MATERIAL FOR THIS EXERCISE →

════

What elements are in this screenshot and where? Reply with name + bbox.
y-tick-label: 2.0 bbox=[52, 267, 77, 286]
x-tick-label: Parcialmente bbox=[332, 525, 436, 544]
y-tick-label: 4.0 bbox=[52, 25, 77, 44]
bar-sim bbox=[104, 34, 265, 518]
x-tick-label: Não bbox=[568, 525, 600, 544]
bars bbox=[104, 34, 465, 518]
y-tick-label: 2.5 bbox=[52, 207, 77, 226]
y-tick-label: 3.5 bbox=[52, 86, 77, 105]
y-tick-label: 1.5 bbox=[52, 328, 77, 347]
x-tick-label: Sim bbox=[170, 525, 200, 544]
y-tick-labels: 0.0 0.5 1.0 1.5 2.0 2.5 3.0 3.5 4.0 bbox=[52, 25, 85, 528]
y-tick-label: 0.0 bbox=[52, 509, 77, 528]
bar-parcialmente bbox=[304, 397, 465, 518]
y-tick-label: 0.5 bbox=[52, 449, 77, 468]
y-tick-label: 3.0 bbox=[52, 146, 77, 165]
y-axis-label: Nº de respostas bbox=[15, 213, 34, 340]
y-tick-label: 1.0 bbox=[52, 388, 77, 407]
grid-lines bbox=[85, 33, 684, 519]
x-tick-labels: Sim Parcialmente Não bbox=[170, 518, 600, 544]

════

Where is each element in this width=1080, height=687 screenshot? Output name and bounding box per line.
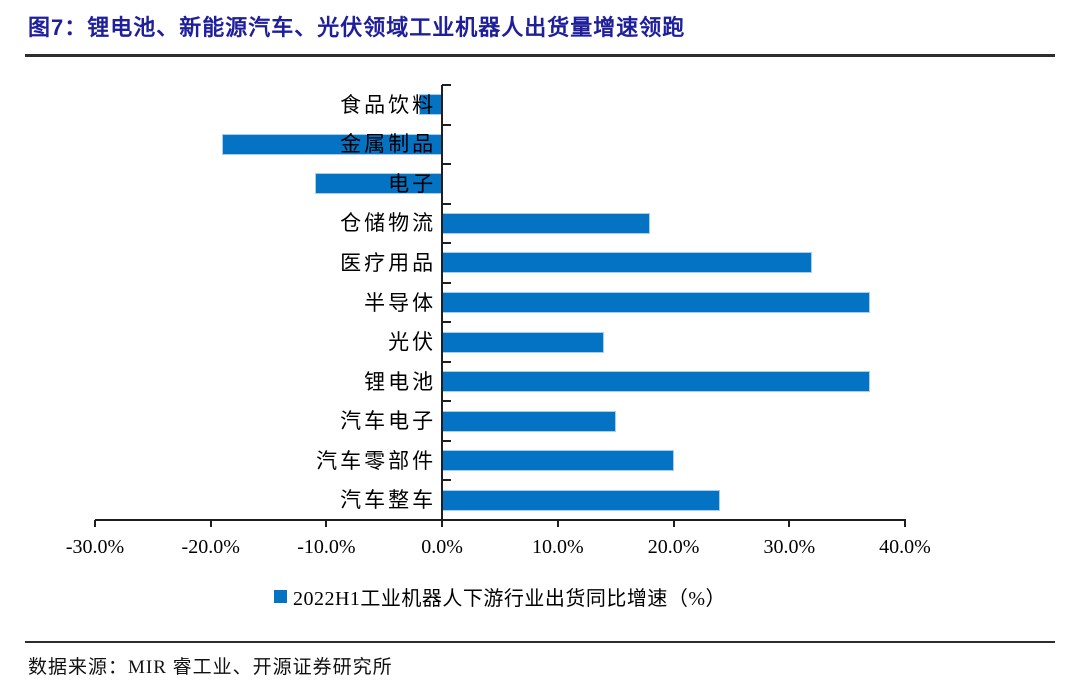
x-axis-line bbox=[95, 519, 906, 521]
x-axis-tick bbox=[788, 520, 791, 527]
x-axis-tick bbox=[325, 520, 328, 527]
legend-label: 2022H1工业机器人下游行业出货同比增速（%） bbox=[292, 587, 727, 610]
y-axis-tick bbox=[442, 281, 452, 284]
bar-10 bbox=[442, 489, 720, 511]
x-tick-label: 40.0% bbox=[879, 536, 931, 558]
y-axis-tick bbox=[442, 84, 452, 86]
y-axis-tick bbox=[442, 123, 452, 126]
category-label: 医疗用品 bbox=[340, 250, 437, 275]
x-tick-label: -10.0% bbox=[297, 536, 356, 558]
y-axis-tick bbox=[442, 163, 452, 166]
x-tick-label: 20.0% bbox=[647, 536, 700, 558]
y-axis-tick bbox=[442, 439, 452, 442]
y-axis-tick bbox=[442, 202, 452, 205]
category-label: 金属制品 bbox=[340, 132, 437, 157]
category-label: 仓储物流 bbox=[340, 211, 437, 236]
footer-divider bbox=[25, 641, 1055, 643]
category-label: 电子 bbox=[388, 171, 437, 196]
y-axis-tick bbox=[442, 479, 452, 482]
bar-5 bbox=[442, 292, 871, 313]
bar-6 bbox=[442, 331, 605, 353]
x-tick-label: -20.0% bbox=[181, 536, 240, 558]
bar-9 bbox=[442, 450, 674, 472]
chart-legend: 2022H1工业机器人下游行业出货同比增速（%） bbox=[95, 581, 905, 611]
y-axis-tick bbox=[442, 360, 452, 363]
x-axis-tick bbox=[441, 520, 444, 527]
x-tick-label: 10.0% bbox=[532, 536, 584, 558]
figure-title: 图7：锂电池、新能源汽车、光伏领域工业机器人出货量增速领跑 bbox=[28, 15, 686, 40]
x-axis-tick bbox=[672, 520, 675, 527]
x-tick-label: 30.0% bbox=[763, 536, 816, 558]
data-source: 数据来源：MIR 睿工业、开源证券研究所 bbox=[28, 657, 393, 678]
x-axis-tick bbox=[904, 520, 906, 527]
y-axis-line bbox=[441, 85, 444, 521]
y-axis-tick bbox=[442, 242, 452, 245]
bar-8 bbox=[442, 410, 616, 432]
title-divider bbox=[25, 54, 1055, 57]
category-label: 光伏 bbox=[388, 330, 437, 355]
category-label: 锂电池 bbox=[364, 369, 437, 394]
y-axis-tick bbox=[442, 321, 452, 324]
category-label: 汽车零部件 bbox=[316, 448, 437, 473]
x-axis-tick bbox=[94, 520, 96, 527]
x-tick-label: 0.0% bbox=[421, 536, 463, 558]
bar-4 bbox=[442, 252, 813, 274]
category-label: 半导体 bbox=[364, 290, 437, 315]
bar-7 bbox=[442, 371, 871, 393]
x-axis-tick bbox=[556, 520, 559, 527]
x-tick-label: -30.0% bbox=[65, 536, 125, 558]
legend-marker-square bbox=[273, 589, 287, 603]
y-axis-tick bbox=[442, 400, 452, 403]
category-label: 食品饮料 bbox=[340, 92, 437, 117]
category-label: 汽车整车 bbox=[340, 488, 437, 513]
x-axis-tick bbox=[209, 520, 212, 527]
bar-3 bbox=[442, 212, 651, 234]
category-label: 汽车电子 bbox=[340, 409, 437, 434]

════

GIVEN PROBLEM → Copy the items verbatim, starting at the line that contains "What elements are" and ending at the line that contains "x-tick-labels: Sim Parcialmente", with both of those lines included.

FULL SOLUTION →
What elements are in this screenshot and where? Reply with name + bbox.
y-tick-label: 2.0 bbox=[52, 267, 77, 286]
x-tick-label: Parcialmente bbox=[332, 525, 436, 544]
y-tick-label: 4.0 bbox=[52, 25, 77, 44]
bar-sim bbox=[104, 34, 265, 518]
x-tick-label: Não bbox=[568, 525, 600, 544]
bars bbox=[104, 34, 465, 518]
y-tick-label: 2.5 bbox=[52, 207, 77, 226]
y-tick-label: 3.5 bbox=[52, 86, 77, 105]
y-tick-label: 1.5 bbox=[52, 328, 77, 347]
x-tick-label: Sim bbox=[170, 525, 200, 544]
y-tick-labels: 0.0 0.5 1.0 1.5 2.0 2.5 3.0 3.5 4.0 bbox=[52, 25, 85, 528]
y-tick-label: 0.0 bbox=[52, 509, 77, 528]
bar-parcialmente bbox=[304, 397, 465, 518]
y-tick-label: 0.5 bbox=[52, 449, 77, 468]
y-tick-label: 3.0 bbox=[52, 146, 77, 165]
y-axis-label: Nº de respostas bbox=[15, 213, 34, 340]
y-tick-label: 1.0 bbox=[52, 388, 77, 407]
grid-lines bbox=[85, 33, 684, 519]
x-tick-labels: Sim Parcialmente Não bbox=[170, 518, 600, 544]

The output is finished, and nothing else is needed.